Given passage |
Java knows no Constants

Java (both the language and the JVM) are not aware of constants. To reduce confusion it’s better to not use the term “constant” in Java code, unless it’s actually a universal constant.

As programmers we need to distinguish between different types of variables:

  • non-final variables: value changes over time.
  • final variables: Once assigned, the value doesn’t change.
    • Always the same value (constant).
    • Value depends on parameters, configuration or it is pseudo-random.
      This is read-only, but not constant.

The number π is a mathematical constant. But since the keyword “const” isn’t used in Java we can’t tell the compiler nor the JVM that this is a constant. Math.PI is static final and the compiler might inline the value during compilation. That’s because the compiler knows the value (it’s a decimal number, in the JLS this is actually called a “Constant Expression“).

The compiler can just expect that any expression that is a literal (a number or quoted string) is to be treated as a constant. If the value is set in a initializer block or if it is an expression that needs to be evaluated, then it’s not really a constant.

In my post about the final keyword I explain how it is used and what it really means. It certainly doesn’t make anything a constant, as some online tutorials claim.

Another problem, when all static final fields are called constants, is that they sometimes reference a mutable object. Then the reference itself can not be changed, but the object can change. It makes little sense to claim that the field is a constant. The javadoc for String actually uses the term constant to mean immutable: Strings are constant; their values cannot be changed after they are created.

Data listing |
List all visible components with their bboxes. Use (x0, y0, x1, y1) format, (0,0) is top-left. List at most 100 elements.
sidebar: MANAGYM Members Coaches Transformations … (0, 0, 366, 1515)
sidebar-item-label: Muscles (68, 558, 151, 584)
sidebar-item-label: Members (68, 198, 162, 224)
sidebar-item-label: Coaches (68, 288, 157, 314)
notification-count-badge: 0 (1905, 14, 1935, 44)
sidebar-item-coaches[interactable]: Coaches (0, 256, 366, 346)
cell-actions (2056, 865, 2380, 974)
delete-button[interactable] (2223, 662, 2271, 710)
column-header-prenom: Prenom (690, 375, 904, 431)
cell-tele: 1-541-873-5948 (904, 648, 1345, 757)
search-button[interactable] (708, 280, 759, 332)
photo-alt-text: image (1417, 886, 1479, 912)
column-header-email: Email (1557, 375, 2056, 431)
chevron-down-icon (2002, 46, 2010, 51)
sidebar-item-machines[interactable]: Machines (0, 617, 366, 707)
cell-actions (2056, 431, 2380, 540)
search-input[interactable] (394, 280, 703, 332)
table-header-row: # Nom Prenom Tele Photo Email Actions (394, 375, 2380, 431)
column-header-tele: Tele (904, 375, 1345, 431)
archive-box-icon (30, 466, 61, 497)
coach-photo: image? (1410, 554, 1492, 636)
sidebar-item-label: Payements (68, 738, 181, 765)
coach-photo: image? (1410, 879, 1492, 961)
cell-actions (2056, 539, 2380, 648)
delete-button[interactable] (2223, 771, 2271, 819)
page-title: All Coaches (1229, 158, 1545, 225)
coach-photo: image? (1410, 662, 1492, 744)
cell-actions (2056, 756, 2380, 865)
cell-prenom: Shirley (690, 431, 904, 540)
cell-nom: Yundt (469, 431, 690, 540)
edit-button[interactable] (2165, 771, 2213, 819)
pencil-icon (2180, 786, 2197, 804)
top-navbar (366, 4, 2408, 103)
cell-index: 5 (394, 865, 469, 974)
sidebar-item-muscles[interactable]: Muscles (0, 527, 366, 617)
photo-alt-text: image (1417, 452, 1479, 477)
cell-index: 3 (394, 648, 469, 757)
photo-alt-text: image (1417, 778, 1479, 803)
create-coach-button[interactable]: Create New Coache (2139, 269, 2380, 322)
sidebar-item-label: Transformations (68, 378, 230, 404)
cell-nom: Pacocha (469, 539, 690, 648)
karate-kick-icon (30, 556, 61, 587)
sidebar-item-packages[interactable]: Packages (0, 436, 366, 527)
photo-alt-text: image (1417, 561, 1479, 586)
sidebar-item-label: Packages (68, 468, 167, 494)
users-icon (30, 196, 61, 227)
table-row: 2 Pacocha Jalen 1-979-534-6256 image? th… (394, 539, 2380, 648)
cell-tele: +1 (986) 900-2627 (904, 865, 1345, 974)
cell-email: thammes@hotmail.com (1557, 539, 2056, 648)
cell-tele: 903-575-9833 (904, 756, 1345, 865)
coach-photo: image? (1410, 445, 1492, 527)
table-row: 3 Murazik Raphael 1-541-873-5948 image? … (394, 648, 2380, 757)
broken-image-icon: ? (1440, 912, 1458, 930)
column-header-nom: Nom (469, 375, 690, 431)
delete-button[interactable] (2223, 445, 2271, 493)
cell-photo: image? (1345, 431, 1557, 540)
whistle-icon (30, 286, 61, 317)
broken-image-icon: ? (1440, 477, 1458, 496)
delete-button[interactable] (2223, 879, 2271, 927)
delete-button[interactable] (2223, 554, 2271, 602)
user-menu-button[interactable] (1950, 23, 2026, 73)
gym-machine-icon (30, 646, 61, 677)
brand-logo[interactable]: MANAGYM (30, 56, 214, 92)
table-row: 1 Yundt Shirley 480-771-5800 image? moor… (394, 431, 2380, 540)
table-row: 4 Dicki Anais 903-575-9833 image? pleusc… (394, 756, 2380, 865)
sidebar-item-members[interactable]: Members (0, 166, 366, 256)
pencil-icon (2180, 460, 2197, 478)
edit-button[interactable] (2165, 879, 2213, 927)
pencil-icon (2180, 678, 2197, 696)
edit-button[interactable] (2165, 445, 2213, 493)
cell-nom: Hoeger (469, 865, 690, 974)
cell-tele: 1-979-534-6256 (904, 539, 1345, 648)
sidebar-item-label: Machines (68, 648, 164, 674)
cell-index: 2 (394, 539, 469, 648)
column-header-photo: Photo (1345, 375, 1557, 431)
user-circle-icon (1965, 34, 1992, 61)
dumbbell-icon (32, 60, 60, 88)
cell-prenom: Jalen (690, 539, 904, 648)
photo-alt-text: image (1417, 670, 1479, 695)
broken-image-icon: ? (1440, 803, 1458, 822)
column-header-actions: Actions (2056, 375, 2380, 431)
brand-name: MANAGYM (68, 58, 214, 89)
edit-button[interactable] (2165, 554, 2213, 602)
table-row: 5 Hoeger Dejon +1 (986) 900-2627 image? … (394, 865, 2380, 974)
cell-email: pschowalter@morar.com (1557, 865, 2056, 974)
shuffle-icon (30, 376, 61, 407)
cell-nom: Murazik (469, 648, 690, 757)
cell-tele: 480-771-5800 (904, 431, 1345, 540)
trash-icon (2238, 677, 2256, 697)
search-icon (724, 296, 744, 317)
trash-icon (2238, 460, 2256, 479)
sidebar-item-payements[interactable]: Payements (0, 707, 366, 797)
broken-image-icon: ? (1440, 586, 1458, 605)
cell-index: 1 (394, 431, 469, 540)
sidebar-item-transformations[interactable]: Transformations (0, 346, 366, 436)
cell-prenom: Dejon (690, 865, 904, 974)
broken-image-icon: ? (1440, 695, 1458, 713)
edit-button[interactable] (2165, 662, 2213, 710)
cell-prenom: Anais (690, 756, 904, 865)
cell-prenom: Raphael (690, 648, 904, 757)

Exercise prompt |
Copy the passage on Java and constants between "Another problem, when all static" and "after they are created.", inclusive.

Output for this exercise |
Another problem, when all static final fields are called constants, is that they sometimes reference a mutable object. Then the reference itself can not be changed, but the object can change. It makes little sense to claim that the field is a constant. The javadoc for String actually uses the term constant to mean immutable: Strings are constant; their values cannot be changed after they are created.